§ **Work required**: Pull every line with the word "Mystery" out of the entries below.
* * * * *
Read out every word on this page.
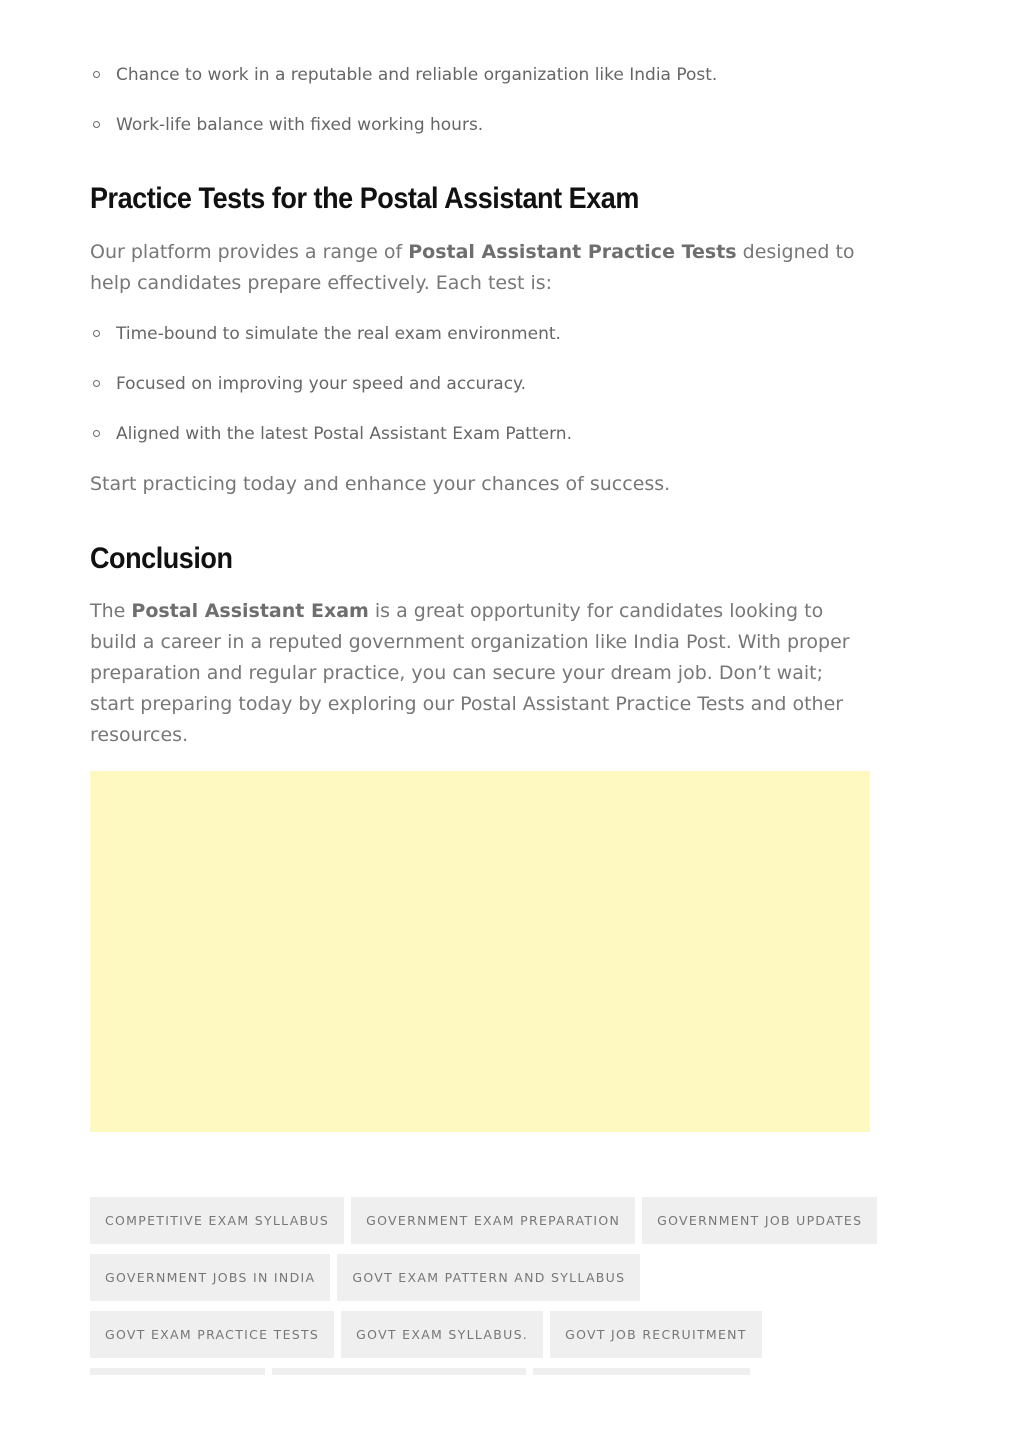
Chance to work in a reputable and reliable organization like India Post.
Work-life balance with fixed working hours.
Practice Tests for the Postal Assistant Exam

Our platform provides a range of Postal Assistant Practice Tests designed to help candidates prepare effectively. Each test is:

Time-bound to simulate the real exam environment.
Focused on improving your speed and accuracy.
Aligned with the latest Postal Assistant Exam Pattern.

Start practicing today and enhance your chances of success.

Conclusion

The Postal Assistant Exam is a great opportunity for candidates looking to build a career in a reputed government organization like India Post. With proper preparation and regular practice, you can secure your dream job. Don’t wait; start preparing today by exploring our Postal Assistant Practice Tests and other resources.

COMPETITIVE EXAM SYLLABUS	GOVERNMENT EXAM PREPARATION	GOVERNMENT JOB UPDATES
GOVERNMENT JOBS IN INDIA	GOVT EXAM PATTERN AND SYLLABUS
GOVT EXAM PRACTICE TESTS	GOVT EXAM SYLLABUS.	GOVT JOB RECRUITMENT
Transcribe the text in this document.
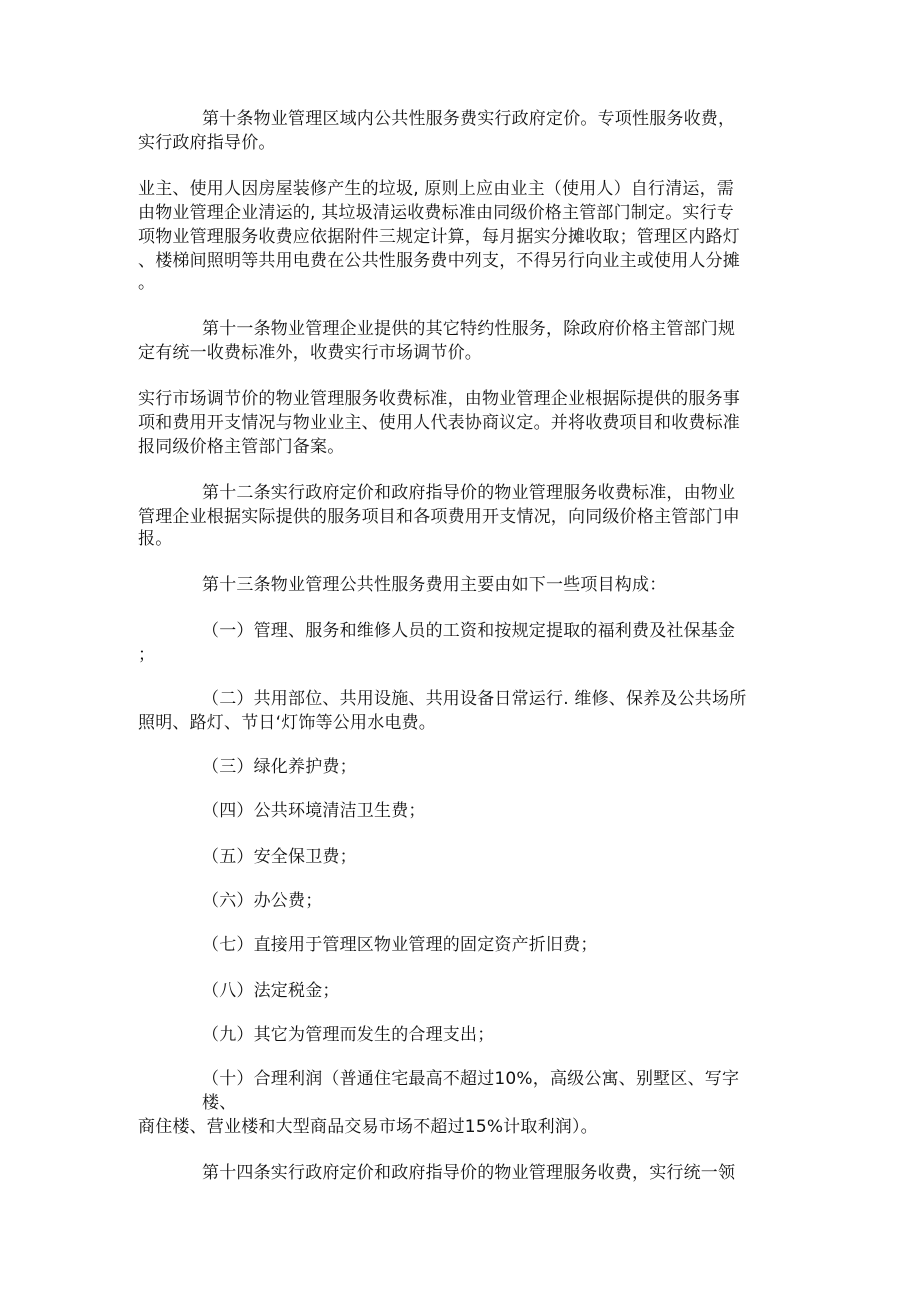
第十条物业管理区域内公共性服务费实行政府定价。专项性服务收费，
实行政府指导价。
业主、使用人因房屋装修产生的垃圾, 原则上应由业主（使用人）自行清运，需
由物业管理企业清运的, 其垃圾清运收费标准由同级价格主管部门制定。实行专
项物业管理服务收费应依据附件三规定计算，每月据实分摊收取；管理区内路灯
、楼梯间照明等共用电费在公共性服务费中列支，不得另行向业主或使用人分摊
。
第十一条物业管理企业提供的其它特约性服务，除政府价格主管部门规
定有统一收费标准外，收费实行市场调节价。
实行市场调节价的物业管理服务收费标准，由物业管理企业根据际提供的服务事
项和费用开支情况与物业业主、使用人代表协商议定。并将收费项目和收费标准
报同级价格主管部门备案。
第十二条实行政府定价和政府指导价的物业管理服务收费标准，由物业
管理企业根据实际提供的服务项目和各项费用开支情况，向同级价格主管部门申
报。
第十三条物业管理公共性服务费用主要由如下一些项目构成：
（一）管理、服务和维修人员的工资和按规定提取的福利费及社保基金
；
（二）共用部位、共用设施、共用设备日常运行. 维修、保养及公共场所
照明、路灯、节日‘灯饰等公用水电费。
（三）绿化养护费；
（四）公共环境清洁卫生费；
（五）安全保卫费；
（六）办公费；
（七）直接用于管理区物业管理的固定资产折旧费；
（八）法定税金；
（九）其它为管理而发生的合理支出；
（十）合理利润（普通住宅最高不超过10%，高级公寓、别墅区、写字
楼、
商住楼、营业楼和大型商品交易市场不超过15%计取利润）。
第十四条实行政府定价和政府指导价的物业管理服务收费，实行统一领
* * * * *
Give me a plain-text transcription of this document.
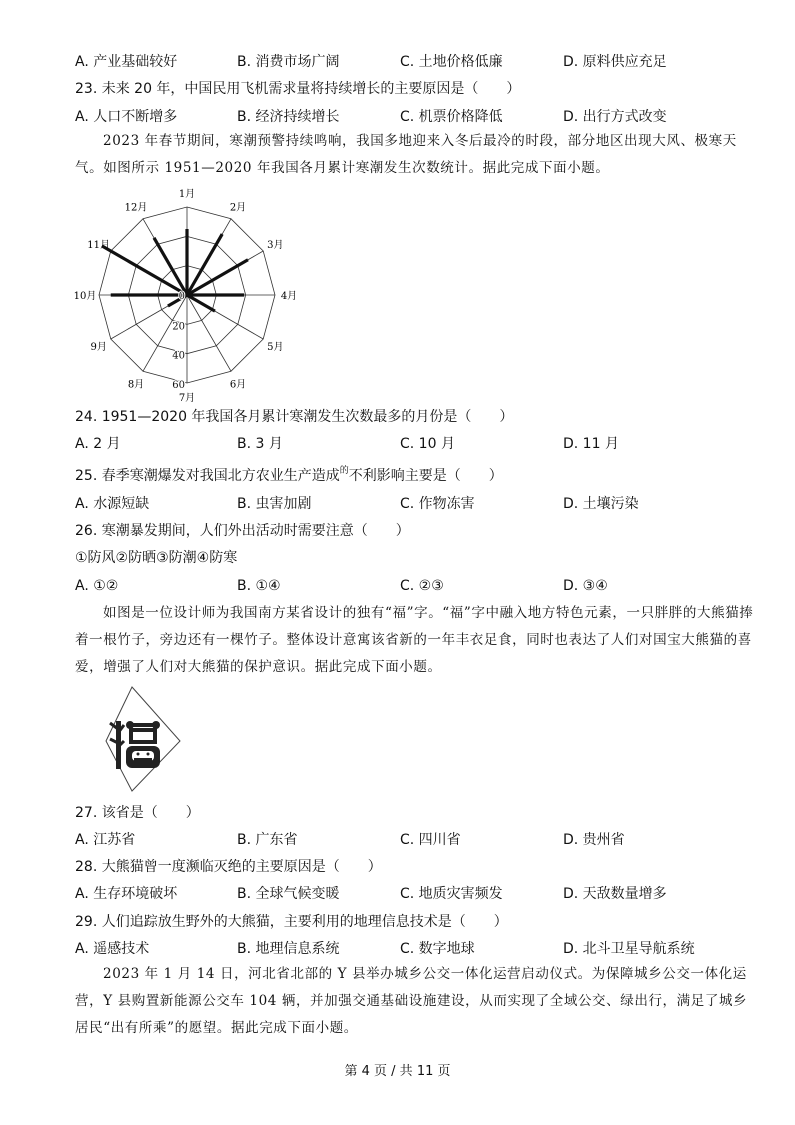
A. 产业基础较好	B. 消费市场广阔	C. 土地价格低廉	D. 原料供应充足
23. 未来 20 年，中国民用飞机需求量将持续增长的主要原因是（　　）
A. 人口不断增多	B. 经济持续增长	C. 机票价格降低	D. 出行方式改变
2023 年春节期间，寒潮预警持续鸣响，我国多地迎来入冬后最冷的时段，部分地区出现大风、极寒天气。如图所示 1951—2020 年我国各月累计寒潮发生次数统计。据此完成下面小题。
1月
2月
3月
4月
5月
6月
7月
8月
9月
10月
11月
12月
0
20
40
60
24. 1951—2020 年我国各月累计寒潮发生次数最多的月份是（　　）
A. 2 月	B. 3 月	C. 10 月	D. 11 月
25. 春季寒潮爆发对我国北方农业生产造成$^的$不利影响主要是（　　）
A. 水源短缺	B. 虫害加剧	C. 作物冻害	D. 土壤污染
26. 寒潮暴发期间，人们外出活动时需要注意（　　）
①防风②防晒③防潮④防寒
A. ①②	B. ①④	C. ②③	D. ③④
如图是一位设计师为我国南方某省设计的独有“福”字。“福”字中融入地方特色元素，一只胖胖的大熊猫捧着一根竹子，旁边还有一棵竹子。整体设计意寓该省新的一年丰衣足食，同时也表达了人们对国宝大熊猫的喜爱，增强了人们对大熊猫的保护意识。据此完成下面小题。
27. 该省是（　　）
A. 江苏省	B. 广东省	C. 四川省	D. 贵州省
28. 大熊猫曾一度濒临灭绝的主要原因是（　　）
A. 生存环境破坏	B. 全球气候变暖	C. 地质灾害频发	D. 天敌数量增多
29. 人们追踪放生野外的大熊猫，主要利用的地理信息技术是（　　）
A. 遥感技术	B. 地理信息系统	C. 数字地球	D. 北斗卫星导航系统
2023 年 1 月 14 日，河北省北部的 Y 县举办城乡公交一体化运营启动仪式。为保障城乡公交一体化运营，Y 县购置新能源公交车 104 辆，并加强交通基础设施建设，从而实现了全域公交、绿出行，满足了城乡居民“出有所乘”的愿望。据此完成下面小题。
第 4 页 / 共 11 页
* * * * *
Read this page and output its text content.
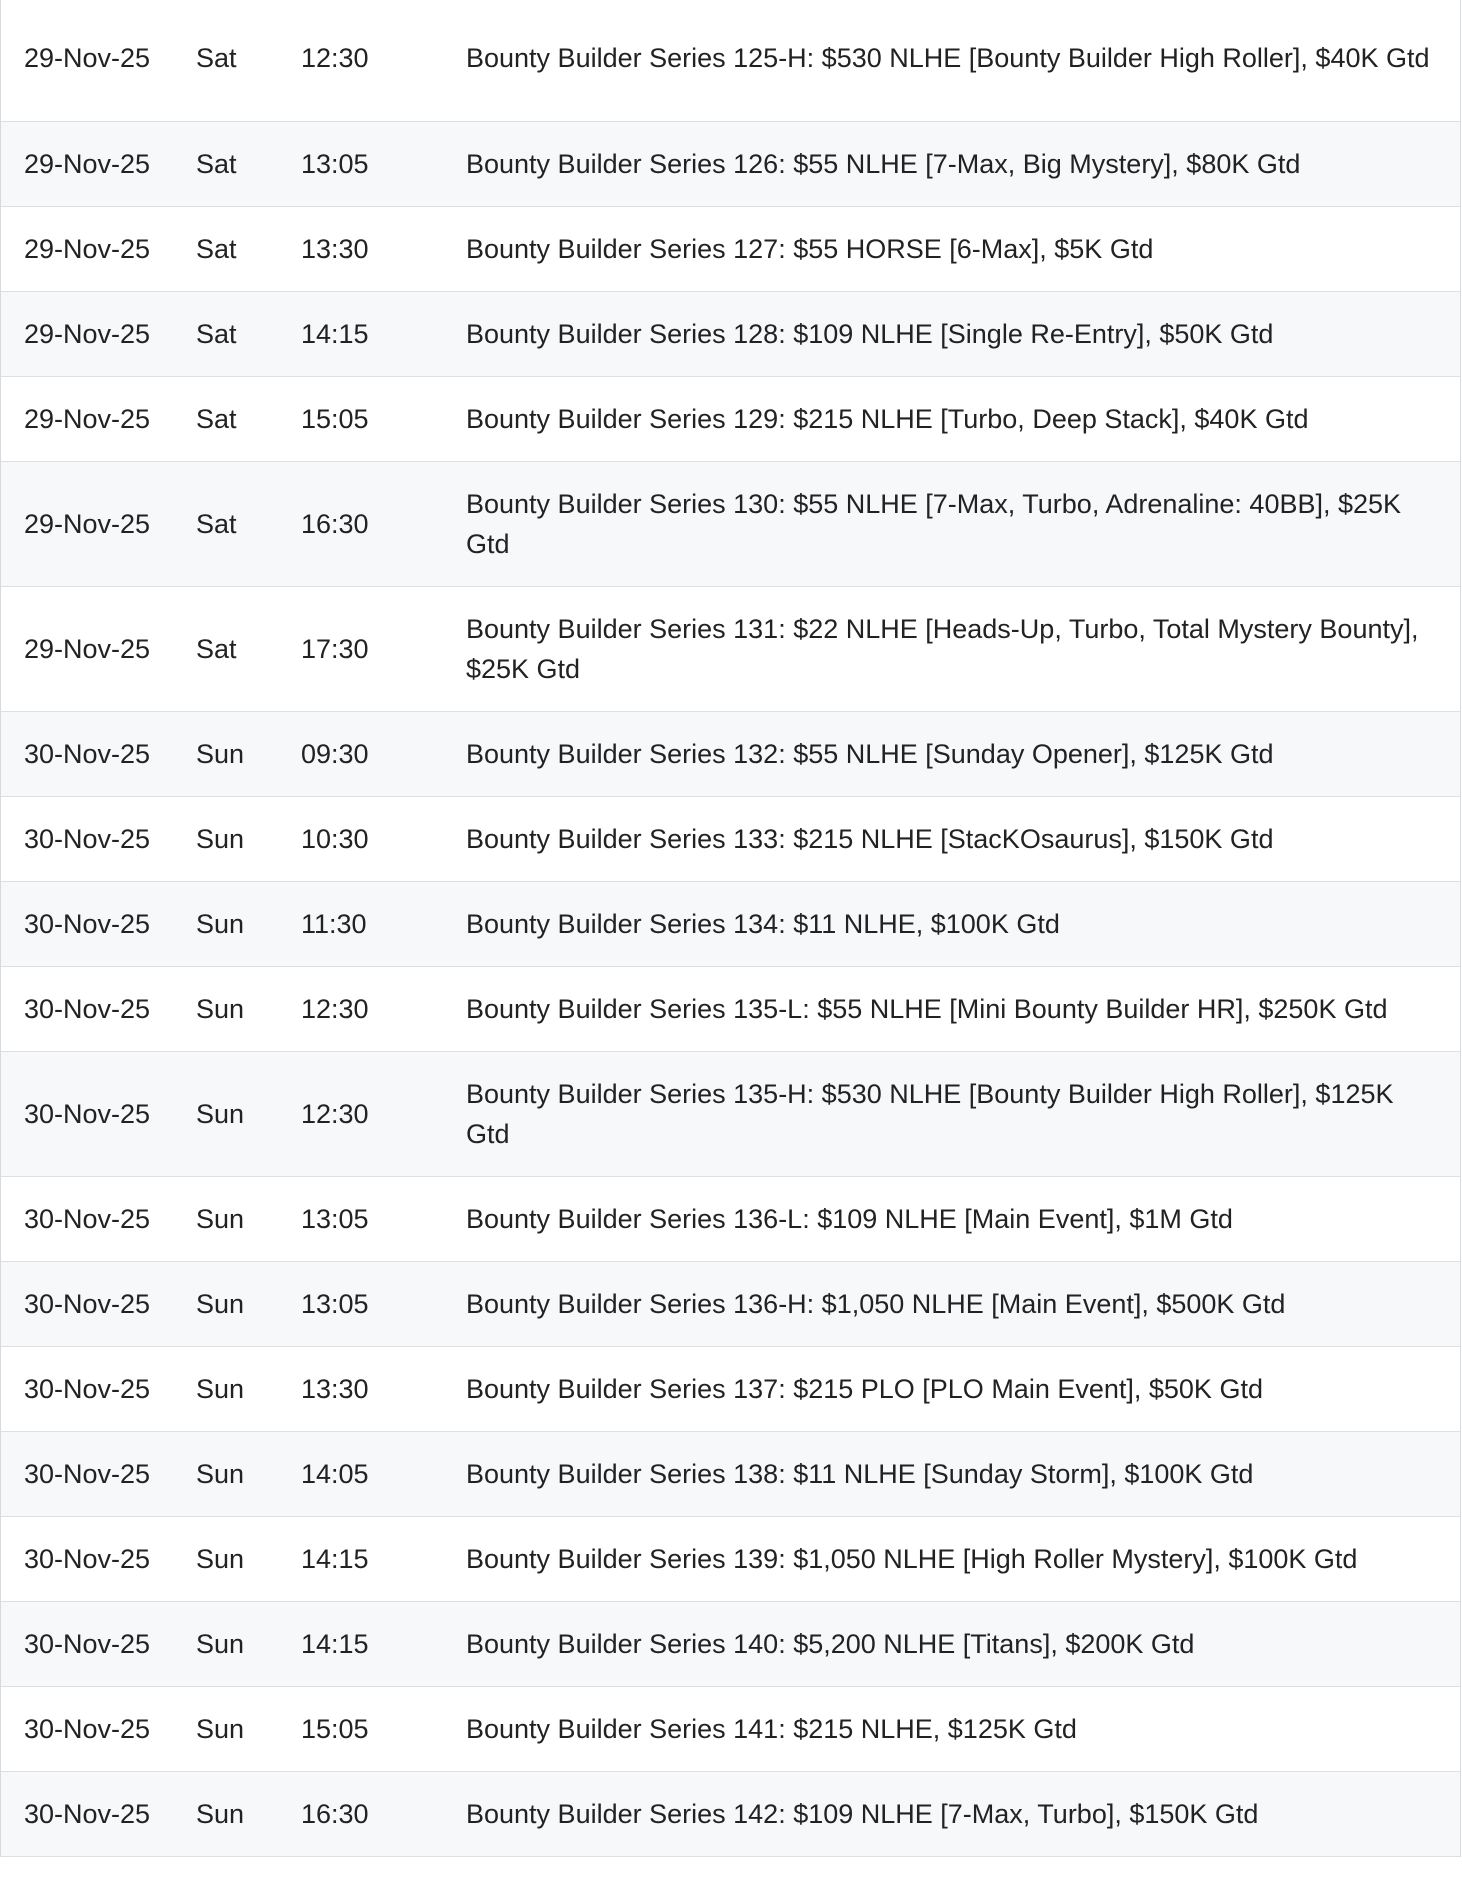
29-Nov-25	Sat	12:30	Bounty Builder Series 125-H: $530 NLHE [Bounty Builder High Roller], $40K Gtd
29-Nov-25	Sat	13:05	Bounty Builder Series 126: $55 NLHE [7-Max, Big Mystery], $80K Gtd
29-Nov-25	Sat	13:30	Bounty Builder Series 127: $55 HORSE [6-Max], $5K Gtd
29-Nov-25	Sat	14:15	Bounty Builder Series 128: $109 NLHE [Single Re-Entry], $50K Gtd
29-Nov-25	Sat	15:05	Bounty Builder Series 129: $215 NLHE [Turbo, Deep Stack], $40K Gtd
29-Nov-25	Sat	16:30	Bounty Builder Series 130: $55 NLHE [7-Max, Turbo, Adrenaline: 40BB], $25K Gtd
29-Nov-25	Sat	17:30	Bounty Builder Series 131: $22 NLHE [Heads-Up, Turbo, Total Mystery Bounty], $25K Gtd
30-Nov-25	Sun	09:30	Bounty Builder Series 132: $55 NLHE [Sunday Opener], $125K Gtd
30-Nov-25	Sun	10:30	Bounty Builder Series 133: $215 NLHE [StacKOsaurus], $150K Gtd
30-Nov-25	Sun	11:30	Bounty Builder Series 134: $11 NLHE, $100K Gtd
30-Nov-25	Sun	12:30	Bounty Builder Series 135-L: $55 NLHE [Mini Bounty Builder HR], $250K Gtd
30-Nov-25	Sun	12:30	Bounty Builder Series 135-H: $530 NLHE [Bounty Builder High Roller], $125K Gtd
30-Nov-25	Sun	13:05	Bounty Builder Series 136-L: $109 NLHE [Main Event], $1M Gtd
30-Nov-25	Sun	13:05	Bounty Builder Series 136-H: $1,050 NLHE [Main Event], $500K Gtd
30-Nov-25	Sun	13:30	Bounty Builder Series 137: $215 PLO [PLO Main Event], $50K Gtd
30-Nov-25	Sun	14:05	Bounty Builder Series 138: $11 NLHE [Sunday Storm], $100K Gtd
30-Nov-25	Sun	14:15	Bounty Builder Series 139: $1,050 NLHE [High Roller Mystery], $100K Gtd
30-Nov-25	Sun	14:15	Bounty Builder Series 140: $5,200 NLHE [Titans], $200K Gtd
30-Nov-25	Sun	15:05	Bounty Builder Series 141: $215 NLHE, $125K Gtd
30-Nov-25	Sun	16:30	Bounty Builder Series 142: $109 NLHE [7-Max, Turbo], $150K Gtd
* * * * *
§ **Task output**:
29-Nov-25	Sat	13:05	Bounty Builder Series 126: $55 NLHE [7-Max, Big Mystery], $80K Gtd
29-Nov-25	Sat	17:30	Bounty Builder Series 131: $22 NLHE [Heads-Up, Turbo, Total Mystery Bounty], $25K Gtd
30-Nov-25	Sun	14:15	Bounty Builder Series 139: $1,050 NLHE [High Roller Mystery], $100K Gtd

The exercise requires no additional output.